- _RECORDS FOR THIS TASK_
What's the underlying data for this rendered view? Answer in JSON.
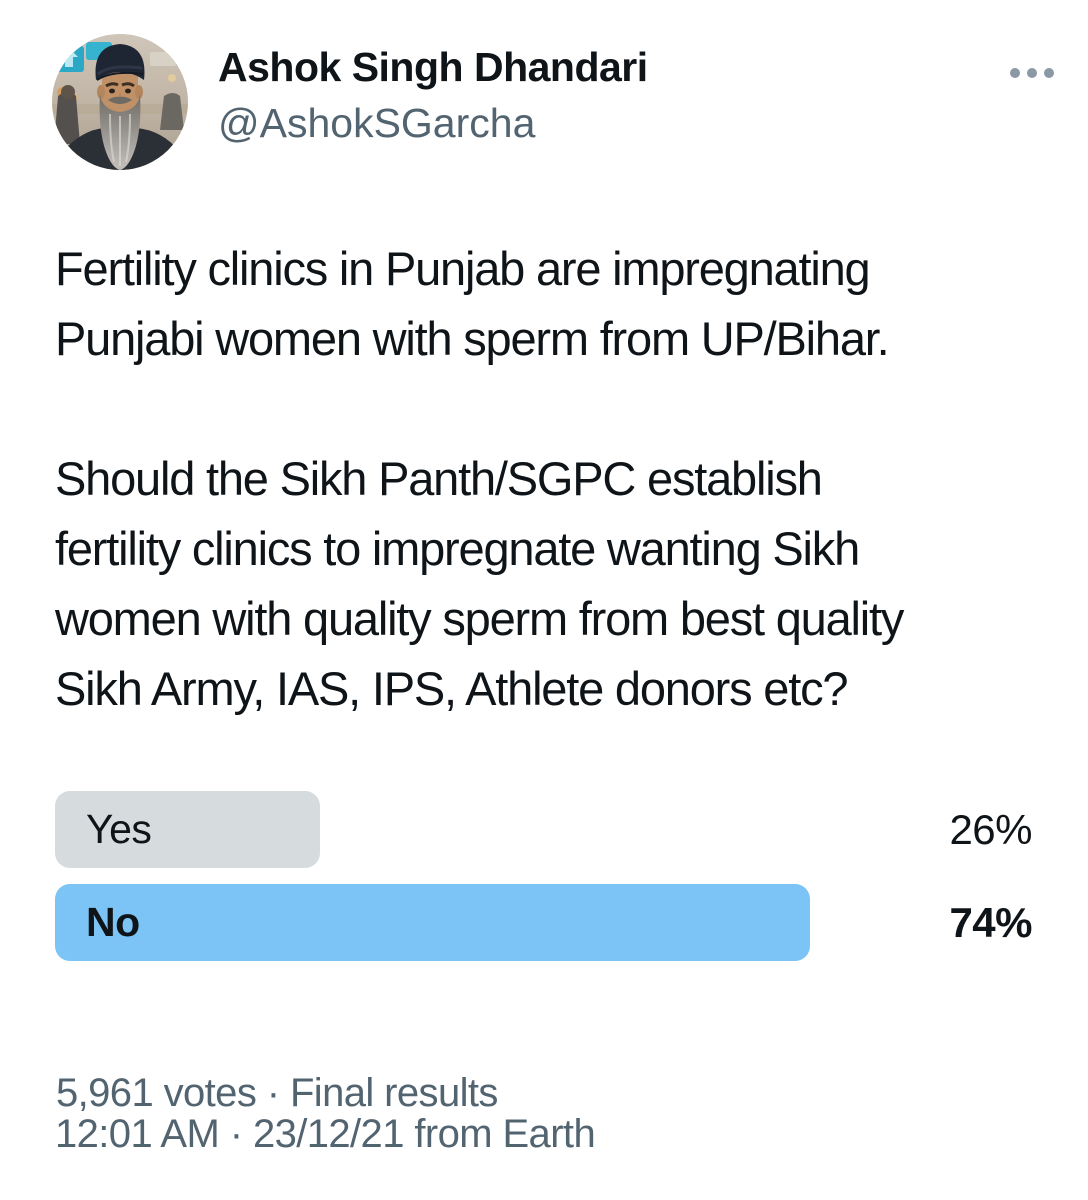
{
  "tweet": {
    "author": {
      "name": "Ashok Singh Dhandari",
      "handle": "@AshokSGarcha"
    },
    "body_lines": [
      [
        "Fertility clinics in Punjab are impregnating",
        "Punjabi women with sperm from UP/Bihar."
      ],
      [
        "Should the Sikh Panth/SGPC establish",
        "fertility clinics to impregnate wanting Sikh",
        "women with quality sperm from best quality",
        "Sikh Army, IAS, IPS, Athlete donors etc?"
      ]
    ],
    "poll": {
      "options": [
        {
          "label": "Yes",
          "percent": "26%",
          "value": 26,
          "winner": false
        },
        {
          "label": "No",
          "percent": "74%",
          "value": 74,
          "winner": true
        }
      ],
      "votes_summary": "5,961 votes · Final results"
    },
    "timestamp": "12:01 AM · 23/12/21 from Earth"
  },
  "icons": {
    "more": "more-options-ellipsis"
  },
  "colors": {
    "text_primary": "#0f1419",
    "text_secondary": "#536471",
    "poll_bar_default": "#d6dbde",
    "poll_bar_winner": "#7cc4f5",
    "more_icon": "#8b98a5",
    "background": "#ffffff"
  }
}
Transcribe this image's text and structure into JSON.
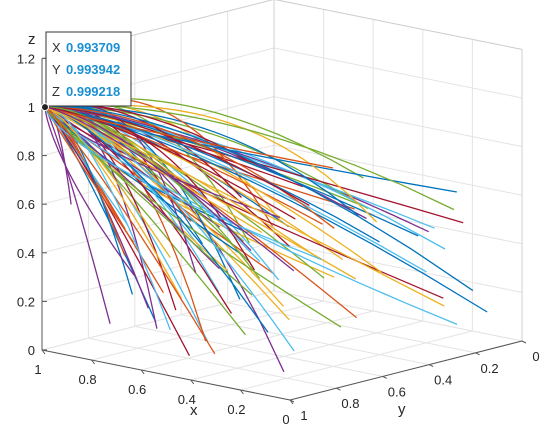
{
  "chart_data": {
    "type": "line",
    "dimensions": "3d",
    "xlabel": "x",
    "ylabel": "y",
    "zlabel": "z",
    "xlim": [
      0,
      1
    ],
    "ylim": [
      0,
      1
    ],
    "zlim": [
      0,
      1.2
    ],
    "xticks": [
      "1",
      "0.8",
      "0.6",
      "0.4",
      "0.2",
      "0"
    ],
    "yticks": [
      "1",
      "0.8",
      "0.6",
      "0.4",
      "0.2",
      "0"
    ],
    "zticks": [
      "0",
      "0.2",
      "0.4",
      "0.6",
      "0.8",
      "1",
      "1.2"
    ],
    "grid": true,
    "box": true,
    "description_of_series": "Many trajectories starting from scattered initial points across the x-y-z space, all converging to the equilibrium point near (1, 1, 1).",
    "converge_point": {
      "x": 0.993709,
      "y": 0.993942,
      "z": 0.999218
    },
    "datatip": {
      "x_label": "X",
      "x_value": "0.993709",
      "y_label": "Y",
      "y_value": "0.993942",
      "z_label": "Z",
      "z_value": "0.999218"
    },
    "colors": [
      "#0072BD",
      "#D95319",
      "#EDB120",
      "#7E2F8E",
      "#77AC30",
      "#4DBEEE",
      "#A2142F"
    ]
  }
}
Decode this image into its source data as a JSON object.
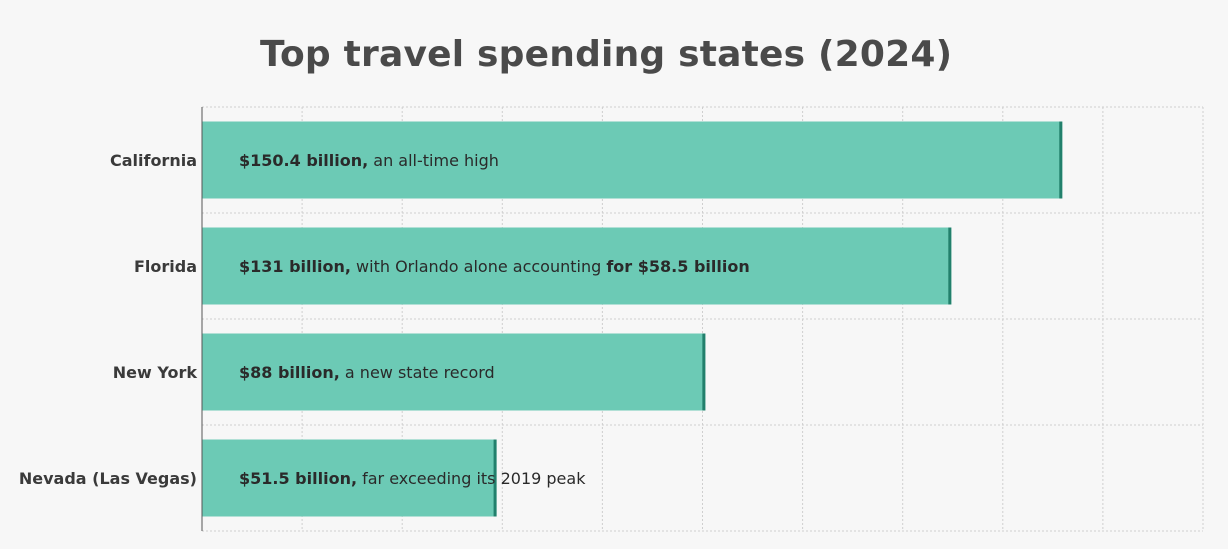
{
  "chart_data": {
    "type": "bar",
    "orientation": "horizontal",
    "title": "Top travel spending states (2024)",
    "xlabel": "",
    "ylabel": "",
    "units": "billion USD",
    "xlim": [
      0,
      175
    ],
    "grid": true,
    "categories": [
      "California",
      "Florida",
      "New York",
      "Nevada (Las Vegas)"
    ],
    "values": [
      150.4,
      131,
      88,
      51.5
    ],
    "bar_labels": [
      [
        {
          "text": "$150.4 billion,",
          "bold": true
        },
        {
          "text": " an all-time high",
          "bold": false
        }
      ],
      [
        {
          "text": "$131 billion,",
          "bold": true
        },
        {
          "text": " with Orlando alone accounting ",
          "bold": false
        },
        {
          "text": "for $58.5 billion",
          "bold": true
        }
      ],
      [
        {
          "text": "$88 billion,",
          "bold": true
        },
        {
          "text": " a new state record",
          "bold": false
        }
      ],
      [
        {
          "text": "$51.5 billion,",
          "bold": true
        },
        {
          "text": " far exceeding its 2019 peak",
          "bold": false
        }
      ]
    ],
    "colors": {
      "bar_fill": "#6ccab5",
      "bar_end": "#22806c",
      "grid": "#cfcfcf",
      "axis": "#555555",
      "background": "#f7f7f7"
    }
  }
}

- _WORK TO DO_
Filter the records for lines holding the string "with". Copy each one.

- _RESULT OF THIS EXERCISE_
        "Punjabi women with sperm from UP/Bihar."
        "women with quality sperm from best quality",
          "text": " with Orlando alone accounting ",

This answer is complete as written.